» **WHAT THIS TASK INVOLVES**
Copy every line of the material below word for word.

» **DATASET ENTRIES**
****************

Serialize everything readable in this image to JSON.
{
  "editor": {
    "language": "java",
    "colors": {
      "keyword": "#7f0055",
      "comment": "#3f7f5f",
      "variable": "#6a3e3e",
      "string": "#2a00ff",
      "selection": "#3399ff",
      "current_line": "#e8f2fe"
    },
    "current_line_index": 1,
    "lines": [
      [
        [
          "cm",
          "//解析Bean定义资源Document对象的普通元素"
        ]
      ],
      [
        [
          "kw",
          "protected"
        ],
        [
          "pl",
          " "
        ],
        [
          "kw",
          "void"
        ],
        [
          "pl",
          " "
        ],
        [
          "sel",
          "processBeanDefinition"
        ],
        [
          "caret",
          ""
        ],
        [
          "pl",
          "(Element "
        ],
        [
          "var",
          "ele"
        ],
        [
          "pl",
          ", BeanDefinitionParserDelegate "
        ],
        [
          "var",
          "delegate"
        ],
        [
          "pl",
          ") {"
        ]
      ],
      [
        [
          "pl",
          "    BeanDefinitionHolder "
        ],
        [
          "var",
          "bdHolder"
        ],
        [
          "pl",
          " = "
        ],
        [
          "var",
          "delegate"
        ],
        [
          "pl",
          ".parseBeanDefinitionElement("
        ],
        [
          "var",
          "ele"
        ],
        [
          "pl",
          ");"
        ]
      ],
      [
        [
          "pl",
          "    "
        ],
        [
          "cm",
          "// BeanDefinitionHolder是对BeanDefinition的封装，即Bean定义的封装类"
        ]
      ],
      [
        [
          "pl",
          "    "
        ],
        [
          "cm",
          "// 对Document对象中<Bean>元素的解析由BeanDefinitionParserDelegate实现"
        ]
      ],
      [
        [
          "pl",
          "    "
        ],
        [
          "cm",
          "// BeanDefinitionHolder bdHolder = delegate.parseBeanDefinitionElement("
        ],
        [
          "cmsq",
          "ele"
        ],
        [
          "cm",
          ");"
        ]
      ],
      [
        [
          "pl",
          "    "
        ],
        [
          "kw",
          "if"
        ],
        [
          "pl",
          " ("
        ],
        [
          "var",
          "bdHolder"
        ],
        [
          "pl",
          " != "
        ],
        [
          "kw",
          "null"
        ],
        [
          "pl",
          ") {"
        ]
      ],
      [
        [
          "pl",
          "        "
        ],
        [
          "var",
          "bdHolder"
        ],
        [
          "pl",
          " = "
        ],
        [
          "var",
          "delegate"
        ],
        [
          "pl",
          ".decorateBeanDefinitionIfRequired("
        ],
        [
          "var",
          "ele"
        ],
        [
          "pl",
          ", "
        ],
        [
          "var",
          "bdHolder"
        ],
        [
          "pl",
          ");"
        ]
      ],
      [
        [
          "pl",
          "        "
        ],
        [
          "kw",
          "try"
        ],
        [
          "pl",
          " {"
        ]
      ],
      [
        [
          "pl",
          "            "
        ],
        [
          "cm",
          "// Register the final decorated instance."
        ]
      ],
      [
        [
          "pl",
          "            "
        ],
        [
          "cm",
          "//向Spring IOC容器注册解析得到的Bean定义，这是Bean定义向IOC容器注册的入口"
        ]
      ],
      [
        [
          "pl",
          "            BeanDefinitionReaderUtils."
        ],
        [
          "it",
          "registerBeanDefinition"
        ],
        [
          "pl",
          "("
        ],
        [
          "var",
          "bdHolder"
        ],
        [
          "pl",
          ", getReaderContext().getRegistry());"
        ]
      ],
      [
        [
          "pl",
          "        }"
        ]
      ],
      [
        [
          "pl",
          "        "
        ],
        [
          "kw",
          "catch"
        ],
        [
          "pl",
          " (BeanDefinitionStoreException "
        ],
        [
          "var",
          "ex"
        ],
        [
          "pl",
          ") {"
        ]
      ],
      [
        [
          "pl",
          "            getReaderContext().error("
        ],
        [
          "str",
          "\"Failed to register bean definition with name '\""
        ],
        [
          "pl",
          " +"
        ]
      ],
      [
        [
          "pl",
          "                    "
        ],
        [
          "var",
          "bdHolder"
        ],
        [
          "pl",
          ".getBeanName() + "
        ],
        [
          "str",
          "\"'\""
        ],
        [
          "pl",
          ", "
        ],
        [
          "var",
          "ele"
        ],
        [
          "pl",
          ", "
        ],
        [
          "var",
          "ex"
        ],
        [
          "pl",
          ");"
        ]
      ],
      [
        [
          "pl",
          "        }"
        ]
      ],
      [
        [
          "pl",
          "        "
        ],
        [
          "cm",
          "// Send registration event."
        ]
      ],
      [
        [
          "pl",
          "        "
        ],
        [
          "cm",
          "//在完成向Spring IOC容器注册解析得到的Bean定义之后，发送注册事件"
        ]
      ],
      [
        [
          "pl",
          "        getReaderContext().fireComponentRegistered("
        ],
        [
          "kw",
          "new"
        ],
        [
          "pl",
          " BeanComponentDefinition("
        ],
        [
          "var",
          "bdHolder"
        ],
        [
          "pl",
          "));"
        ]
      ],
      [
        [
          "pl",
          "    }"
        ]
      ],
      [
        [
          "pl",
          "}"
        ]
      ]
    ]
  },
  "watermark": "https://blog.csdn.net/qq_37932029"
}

****************

» **CORRECT RESULT**
Serialize everything readable in this image to JSON.
{
  "editor": {
    "language": "java",
    "colors": {
      "keyword": "#7f0055",
      "comment": "#3f7f5f",
      "variable": "#6a3e3e",
      "string": "#2a00ff",
      "selection": "#3399ff",
      "current_line": "#e8f2fe"
    },
    "current_line_index": 1,
    "lines": [
      [
        [
          "cm",
          "//解析Bean定义资源Document对象的普通元素"
        ]
      ],
      [
        [
          "kw",
          "protected"
        ],
        [
          "pl",
          " "
        ],
        [
          "kw",
          "void"
        ],
        [
          "pl",
          " "
        ],
        [
          "sel",
          "processBeanDefinition"
        ],
        [
          "caret",
          ""
        ],
        [
          "pl",
          "(Element "
        ],
        [
          "var",
          "ele"
        ],
        [
          "pl",
          ", BeanDefinitionParserDelegate "
        ],
        [
          "var",
          "delegate"
        ],
        [
          "pl",
          ") {"
        ]
      ],
      [
        [
          "pl",
          "    BeanDefinitionHolder "
        ],
        [
          "var",
          "bdHolder"
        ],
        [
          "pl",
          " = "
        ],
        [
          "var",
          "delegate"
        ],
        [
          "pl",
          ".parseBeanDefinitionElement("
        ],
        [
          "var",
          "ele"
        ],
        [
          "pl",
          ");"
        ]
      ],
      [
        [
          "pl",
          "    "
        ],
        [
          "cm",
          "// BeanDefinitionHolder是对BeanDefinition的封装，即Bean定义的封装类"
        ]
      ],
      [
        [
          "pl",
          "    "
        ],
        [
          "cm",
          "// 对Document对象中<Bean>元素的解析由BeanDefinitionParserDelegate实现"
        ]
      ],
      [
        [
          "pl",
          "    "
        ],
        [
          "cm",
          "// BeanDefinitionHolder bdHolder = delegate.parseBeanDefinitionElement("
        ],
        [
          "cmsq",
          "ele"
        ],
        [
          "cm",
          ");"
        ]
      ],
      [
        [
          "pl",
          "    "
        ],
        [
          "kw",
          "if"
        ],
        [
          "pl",
          " ("
        ],
        [
          "var",
          "bdHolder"
        ],
        [
          "pl",
          " != "
        ],
        [
          "kw",
          "null"
        ],
        [
          "pl",
          ") {"
        ]
      ],
      [
        [
          "pl",
          "        "
        ],
        [
          "var",
          "bdHolder"
        ],
        [
          "pl",
          " = "
        ],
        [
          "var",
          "delegate"
        ],
        [
          "pl",
          ".decorateBeanDefinitionIfRequired("
        ],
        [
          "var",
          "ele"
        ],
        [
          "pl",
          ", "
        ],
        [
          "var",
          "bdHolder"
        ],
        [
          "pl",
          ");"
        ]
      ],
      [
        [
          "pl",
          "        "
        ],
        [
          "kw",
          "try"
        ],
        [
          "pl",
          " {"
        ]
      ],
      [
        [
          "pl",
          "            "
        ],
        [
          "cm",
          "// Register the final decorated instance."
        ]
      ],
      [
        [
          "pl",
          "            "
        ],
        [
          "cm",
          "//向Spring IOC容器注册解析得到的Bean定义，这是Bean定义向IOC容器注册的入口"
        ]
      ],
      [
        [
          "pl",
          "            BeanDefinitionReaderUtils."
        ],
        [
          "it",
          "registerBeanDefinition"
        ],
        [
          "pl",
          "("
        ],
        [
          "var",
          "bdHolder"
        ],
        [
          "pl",
          ", getReaderContext().getRegistry());"
        ]
      ],
      [
        [
          "pl",
          "        }"
        ]
      ],
      [
        [
          "pl",
          "        "
        ],
        [
          "kw",
          "catch"
        ],
        [
          "pl",
          " (BeanDefinitionStoreException "
        ],
        [
          "var",
          "ex"
        ],
        [
          "pl",
          ") {"
        ]
      ],
      [
        [
          "pl",
          "            getReaderContext().error("
        ],
        [
          "str",
          "\"Failed to register bean definition with name '\""
        ],
        [
          "pl",
          " +"
        ]
      ],
      [
        [
          "pl",
          "                    "
        ],
        [
          "var",
          "bdHolder"
        ],
        [
          "pl",
          ".getBeanName() + "
        ],
        [
          "str",
          "\"'\""
        ],
        [
          "pl",
          ", "
        ],
        [
          "var",
          "ele"
        ],
        [
          "pl",
          ", "
        ],
        [
          "var",
          "ex"
        ],
        [
          "pl",
          ");"
        ]
      ],
      [
        [
          "pl",
          "        }"
        ]
      ],
      [
        [
          "pl",
          "        "
        ],
        [
          "cm",
          "// Send registration event."
        ]
      ],
      [
        [
          "pl",
          "        "
        ],
        [
          "cm",
          "//在完成向Spring IOC容器注册解析得到的Bean定义之后，发送注册事件"
        ]
      ],
      [
        [
          "pl",
          "        getReaderContext().fireComponentRegistered("
        ],
        [
          "kw",
          "new"
        ],
        [
          "pl",
          " BeanComponentDefinition("
        ],
        [
          "var",
          "bdHolder"
        ],
        [
          "pl",
          "));"
        ]
      ],
      [
        [
          "pl",
          "    }"
        ]
      ],
      [
        [
          "pl",
          "}"
        ]
      ]
    ]
  },
  "watermark": "https://blog.csdn.net/qq_37932029"
}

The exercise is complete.